Directions for this task:
Below is a set of records. Repeat all of them exactly.

--- start Task inputs ---

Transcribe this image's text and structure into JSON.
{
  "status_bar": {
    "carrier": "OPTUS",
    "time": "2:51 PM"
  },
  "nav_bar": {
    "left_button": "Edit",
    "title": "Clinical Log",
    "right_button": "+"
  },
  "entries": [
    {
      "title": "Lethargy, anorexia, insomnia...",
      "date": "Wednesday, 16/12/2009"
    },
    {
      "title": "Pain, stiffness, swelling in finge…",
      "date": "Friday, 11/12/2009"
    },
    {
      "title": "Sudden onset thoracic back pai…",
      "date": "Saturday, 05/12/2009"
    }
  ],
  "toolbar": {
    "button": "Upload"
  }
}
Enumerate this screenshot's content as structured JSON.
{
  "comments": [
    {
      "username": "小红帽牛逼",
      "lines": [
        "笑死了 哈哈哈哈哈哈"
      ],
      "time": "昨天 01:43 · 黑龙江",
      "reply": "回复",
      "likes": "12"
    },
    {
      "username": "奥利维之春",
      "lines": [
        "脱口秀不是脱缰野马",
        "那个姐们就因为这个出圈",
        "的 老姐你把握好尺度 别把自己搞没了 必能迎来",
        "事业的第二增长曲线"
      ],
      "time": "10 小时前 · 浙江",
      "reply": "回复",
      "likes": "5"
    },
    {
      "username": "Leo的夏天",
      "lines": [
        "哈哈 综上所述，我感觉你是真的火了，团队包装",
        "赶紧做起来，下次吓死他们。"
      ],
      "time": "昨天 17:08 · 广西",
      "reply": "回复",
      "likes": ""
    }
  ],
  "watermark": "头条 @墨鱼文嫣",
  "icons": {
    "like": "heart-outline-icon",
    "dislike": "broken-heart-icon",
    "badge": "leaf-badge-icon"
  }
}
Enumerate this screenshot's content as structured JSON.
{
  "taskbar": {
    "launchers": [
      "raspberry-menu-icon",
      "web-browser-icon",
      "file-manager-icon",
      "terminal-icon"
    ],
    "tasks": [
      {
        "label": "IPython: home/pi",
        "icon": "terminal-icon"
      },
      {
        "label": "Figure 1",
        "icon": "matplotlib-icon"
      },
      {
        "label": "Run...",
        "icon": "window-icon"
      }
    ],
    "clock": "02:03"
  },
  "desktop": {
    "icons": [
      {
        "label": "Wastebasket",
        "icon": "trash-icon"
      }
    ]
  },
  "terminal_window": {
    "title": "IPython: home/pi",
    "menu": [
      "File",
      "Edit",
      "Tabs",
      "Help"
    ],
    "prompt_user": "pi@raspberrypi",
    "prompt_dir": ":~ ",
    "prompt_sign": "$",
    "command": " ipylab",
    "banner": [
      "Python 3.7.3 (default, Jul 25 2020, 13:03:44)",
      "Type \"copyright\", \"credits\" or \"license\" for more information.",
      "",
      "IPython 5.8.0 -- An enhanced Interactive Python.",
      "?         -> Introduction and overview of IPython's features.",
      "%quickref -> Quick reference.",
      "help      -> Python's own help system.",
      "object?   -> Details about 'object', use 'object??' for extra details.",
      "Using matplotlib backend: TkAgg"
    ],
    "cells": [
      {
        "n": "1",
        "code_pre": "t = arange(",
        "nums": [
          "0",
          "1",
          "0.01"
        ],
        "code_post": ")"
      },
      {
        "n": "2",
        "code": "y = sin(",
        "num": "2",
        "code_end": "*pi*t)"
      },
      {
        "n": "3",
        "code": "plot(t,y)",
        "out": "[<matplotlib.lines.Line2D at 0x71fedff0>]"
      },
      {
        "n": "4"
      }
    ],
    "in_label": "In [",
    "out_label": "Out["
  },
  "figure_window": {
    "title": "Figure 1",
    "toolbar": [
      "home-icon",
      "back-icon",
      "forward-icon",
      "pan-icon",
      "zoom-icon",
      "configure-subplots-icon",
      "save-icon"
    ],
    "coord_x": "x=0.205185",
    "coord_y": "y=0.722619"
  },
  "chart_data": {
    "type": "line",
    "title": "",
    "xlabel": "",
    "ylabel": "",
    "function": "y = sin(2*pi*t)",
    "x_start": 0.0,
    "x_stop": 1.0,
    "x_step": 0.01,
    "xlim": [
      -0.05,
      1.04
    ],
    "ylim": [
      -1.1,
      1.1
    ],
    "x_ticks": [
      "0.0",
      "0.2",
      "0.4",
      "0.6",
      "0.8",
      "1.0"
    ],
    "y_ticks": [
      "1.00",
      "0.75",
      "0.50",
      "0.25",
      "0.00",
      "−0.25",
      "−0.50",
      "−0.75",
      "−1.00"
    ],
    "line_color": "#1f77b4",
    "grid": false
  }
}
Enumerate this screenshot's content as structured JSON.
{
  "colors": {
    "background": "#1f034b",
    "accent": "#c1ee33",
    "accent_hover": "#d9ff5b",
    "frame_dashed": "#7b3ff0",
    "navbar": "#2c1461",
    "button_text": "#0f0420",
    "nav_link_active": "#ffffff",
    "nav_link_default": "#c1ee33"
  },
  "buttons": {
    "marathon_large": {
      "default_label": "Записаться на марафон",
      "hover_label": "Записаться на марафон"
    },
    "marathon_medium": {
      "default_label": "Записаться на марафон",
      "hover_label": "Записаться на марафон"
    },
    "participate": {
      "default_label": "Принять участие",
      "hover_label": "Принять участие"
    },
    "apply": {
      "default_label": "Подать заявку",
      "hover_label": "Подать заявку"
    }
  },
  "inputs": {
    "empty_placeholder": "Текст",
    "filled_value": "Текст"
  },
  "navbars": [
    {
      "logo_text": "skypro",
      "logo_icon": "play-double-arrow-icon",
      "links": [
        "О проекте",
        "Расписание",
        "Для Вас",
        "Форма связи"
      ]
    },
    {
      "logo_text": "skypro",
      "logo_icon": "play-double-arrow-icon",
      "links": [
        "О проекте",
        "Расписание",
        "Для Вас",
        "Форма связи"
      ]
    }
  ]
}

--- end Task inputs ---

Response:
Transcribe this image's text and structure into JSON.
{
  "status_bar": {
    "carrier": "OPTUS",
    "time": "2:51 PM"
  },
  "nav_bar": {
    "left_button": "Edit",
    "title": "Clinical Log",
    "right_button": "+"
  },
  "entries": [
    {
      "title": "Lethargy, anorexia, insomnia...",
      "date": "Wednesday, 16/12/2009"
    },
    {
      "title": "Pain, stiffness, swelling in finge…",
      "date": "Friday, 11/12/2009"
    },
    {
      "title": "Sudden onset thoracic back pai…",
      "date": "Saturday, 05/12/2009"
    }
  ],
  "toolbar": {
    "button": "Upload"
  }
}
Enumerate this screenshot's content as structured JSON.
{
  "comments": [
    {
      "username": "小红帽牛逼",
      "lines": [
        "笑死了 哈哈哈哈哈哈"
      ],
      "time": "昨天 01:43 · 黑龙江",
      "reply": "回复",
      "likes": "12"
    },
    {
      "username": "奥利维之春",
      "lines": [
        "脱口秀不是脱缰野马",
        "那个姐们就因为这个出圈",
        "的 老姐你把握好尺度 别把自己搞没了 必能迎来",
        "事业的第二增长曲线"
      ],
      "time": "10 小时前 · 浙江",
      "reply": "回复",
      "likes": "5"
    },
    {
      "username": "Leo的夏天",
      "lines": [
        "哈哈 综上所述，我感觉你是真的火了，团队包装",
        "赶紧做起来，下次吓死他们。"
      ],
      "time": "昨天 17:08 · 广西",
      "reply": "回复",
      "likes": ""
    }
  ],
  "watermark": "头条 @墨鱼文嫣",
  "icons": {
    "like": "heart-outline-icon",
    "dislike": "broken-heart-icon",
    "badge": "leaf-badge-icon"
  }
}
Enumerate this screenshot's content as structured JSON.
{
  "taskbar": {
    "launchers": [
      "raspberry-menu-icon",
      "web-browser-icon",
      "file-manager-icon",
      "terminal-icon"
    ],
    "tasks": [
      {
        "label": "IPython: home/pi",
        "icon": "terminal-icon"
      },
      {
        "label": "Figure 1",
        "icon": "matplotlib-icon"
      },
      {
        "label": "Run...",
        "icon": "window-icon"
      }
    ],
    "clock": "02:03"
  },
  "desktop": {
    "icons": [
      {
        "label": "Wastebasket",
        "icon": "trash-icon"
      }
    ]
  },
  "terminal_window": {
    "title": "IPython: home/pi",
    "menu": [
      "File",
      "Edit",
      "Tabs",
      "Help"
    ],
    "prompt_user": "pi@raspberrypi",
    "prompt_dir": ":~ ",
    "prompt_sign": "$",
    "command": " ipylab",
    "banner": [
      "Python 3.7.3 (default, Jul 25 2020, 13:03:44)",
      "Type \"copyright\", \"credits\" or \"license\" for more information.",
      "",
      "IPython 5.8.0 -- An enhanced Interactive Python.",
      "?         -> Introduction and overview of IPython's features.",
      "%quickref -> Quick reference.",
      "help      -> Python's own help system.",
      "object?   -> Details about 'object', use 'object??' for extra details.",
      "Using matplotlib backend: TkAgg"
    ],
    "cells": [
      {
        "n": "1",
        "code_pre": "t = arange(",
        "nums": [
          "0",
          "1",
          "0.01"
        ],
        "code_post": ")"
      },
      {
        "n": "2",
        "code": "y = sin(",
        "num": "2",
        "code_end": "*pi*t)"
      },
      {
        "n": "3",
        "code": "plot(t,y)",
        "out": "[<matplotlib.lines.Line2D at 0x71fedff0>]"
      },
      {
        "n": "4"
      }
    ],
    "in_label": "In [",
    "out_label": "Out["
  },
  "figure_window": {
    "title": "Figure 1",
    "toolbar": [
      "home-icon",
      "back-icon",
      "forward-icon",
      "pan-icon",
      "zoom-icon",
      "configure-subplots-icon",
      "save-icon"
    ],
    "coord_x": "x=0.205185",
    "coord_y": "y=0.722619"
  },
  "chart_data": {
    "type": "line",
    "title": "",
    "xlabel": "",
    "ylabel": "",
    "function": "y = sin(2*pi*t)",
    "x_start": 0.0,
    "x_stop": 1.0,
    "x_step": 0.01,
    "xlim": [
      -0.05,
      1.04
    ],
    "ylim": [
      -1.1,
      1.1
    ],
    "x_ticks": [
      "0.0",
      "0.2",
      "0.4",
      "0.6",
      "0.8",
      "1.0"
    ],
    "y_ticks": [
      "1.00",
      "0.75",
      "0.50",
      "0.25",
      "0.00",
      "−0.25",
      "−0.50",
      "−0.75",
      "−1.00"
    ],
    "line_color": "#1f77b4",
    "grid": false
  }
}
Enumerate this screenshot's content as structured JSON.
{
  "colors": {
    "background": "#1f034b",
    "accent": "#c1ee33",
    "accent_hover": "#d9ff5b",
    "frame_dashed": "#7b3ff0",
    "navbar": "#2c1461",
    "button_text": "#0f0420",
    "nav_link_active": "#ffffff",
    "nav_link_default": "#c1ee33"
  },
  "buttons": {
    "marathon_large": {
      "default_label": "Записаться на марафон",
      "hover_label": "Записаться на марафон"
    },
    "marathon_medium": {
      "default_label": "Записаться на марафон",
      "hover_label": "Записаться на марафон"
    },
    "participate": {
      "default_label": "Принять участие",
      "hover_label": "Принять участие"
    },
    "apply": {
      "default_label": "Подать заявку",
      "hover_label": "Подать заявку"
    }
  },
  "inputs": {
    "empty_placeholder": "Текст",
    "filled_value": "Текст"
  },
  "navbars": [
    {
      "logo_text": "skypro",
      "logo_icon": "play-double-arrow-icon",
      "links": [
        "О проекте",
        "Расписание",
        "Для Вас",
        "Форма связи"
      ]
    },
    {
      "logo_text": "skypro",
      "logo_icon": "play-double-arrow-icon",
      "links": [
        "О проекте",
        "Расписание",
        "Для Вас",
        "Форма связи"
      ]
    }
  ]
}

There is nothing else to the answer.